Extracts from a graphics dataset
* Begin *
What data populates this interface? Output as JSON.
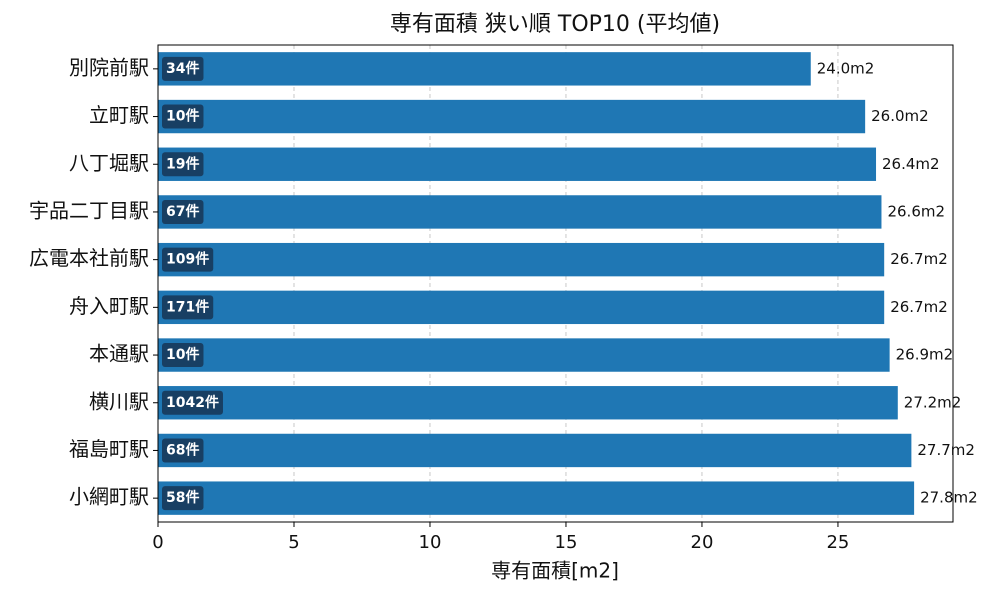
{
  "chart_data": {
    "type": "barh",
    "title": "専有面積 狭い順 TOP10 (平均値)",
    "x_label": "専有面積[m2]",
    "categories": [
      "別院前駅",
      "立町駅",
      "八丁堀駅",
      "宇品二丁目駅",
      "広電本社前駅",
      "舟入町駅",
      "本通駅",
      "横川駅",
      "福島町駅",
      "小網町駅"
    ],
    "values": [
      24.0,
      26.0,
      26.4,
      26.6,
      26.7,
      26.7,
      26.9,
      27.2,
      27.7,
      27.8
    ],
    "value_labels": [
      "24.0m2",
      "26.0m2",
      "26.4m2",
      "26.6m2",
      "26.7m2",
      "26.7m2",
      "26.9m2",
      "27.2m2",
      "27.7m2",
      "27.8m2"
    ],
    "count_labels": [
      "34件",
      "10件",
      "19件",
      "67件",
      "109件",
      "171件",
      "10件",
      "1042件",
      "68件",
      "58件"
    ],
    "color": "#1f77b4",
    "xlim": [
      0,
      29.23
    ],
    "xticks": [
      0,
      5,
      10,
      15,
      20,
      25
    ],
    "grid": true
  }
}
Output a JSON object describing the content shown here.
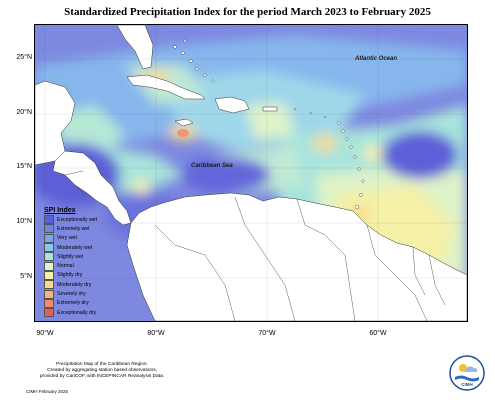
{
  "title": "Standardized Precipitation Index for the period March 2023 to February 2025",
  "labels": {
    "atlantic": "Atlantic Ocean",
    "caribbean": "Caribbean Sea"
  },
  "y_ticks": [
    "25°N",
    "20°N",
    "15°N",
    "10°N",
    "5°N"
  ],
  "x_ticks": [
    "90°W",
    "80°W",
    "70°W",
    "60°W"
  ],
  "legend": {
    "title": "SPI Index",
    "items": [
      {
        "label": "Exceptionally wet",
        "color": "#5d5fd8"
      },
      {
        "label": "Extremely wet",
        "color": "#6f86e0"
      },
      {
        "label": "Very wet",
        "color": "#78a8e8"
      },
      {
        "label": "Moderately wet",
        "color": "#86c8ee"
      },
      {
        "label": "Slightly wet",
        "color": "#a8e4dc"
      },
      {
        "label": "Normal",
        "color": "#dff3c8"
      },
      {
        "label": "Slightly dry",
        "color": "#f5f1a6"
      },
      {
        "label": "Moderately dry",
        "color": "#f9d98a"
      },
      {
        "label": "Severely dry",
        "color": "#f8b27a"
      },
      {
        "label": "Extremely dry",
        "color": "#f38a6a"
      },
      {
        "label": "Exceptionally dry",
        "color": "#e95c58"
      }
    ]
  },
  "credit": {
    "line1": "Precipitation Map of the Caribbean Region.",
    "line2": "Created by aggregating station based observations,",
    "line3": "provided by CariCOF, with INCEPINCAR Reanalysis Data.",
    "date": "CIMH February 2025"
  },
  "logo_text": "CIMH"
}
* End *
▶ **AIM OF THE EXERCISE**
What you return should match the records above word for word, minus the pictures.

▶ **THE COMPLETED TASK**
What data populates this interface? Output as JSON.
{
  "chart_data": {
    "type": "barh",
    "title": "専有面積 狭い順 TOP10 (平均値)",
    "x_label": "専有面積[m2]",
    "categories": [
      "別院前駅",
      "立町駅",
      "八丁堀駅",
      "宇品二丁目駅",
      "広電本社前駅",
      "舟入町駅",
      "本通駅",
      "横川駅",
      "福島町駅",
      "小網町駅"
    ],
    "values": [
      24.0,
      26.0,
      26.4,
      26.6,
      26.7,
      26.7,
      26.9,
      27.2,
      27.7,
      27.8
    ],
    "value_labels": [
      "24.0m2",
      "26.0m2",
      "26.4m2",
      "26.6m2",
      "26.7m2",
      "26.7m2",
      "26.9m2",
      "27.2m2",
      "27.7m2",
      "27.8m2"
    ],
    "count_labels": [
      "34件",
      "10件",
      "19件",
      "67件",
      "109件",
      "171件",
      "10件",
      "1042件",
      "68件",
      "58件"
    ],
    "color": "#1f77b4",
    "xlim": [
      0,
      29.23
    ],
    "xticks": [
      0,
      5,
      10,
      15,
      20,
      25
    ],
    "grid": true
  }
}
Output a JSON object describing the content shown here.
{
  "title": "Standardized Precipitation Index for the period March 2023 to February 2025",
  "labels": {
    "atlantic": "Atlantic Ocean",
    "caribbean": "Caribbean Sea"
  },
  "y_ticks": [
    "25°N",
    "20°N",
    "15°N",
    "10°N",
    "5°N"
  ],
  "x_ticks": [
    "90°W",
    "80°W",
    "70°W",
    "60°W"
  ],
  "legend": {
    "title": "SPI Index",
    "items": [
      {
        "label": "Exceptionally wet",
        "color": "#5d5fd8"
      },
      {
        "label": "Extremely wet",
        "color": "#6f86e0"
      },
      {
        "label": "Very wet",
        "color": "#78a8e8"
      },
      {
        "label": "Moderately wet",
        "color": "#86c8ee"
      },
      {
        "label": "Slightly wet",
        "color": "#a8e4dc"
      },
      {
        "label": "Normal",
        "color": "#dff3c8"
      },
      {
        "label": "Slightly dry",
        "color": "#f5f1a6"
      },
      {
        "label": "Moderately dry",
        "color": "#f9d98a"
      },
      {
        "label": "Severely dry",
        "color": "#f8b27a"
      },
      {
        "label": "Extremely dry",
        "color": "#f38a6a"
      },
      {
        "label": "Exceptionally dry",
        "color": "#e95c58"
      }
    ]
  },
  "credit": {
    "line1": "Precipitation Map of the Caribbean Region.",
    "line2": "Created by aggregating station based observations,",
    "line3": "provided by CariCOF, with INCEPINCAR Reanalysis Data.",
    "date": "CIMH February 2025"
  },
  "logo_text": "CIMH"
}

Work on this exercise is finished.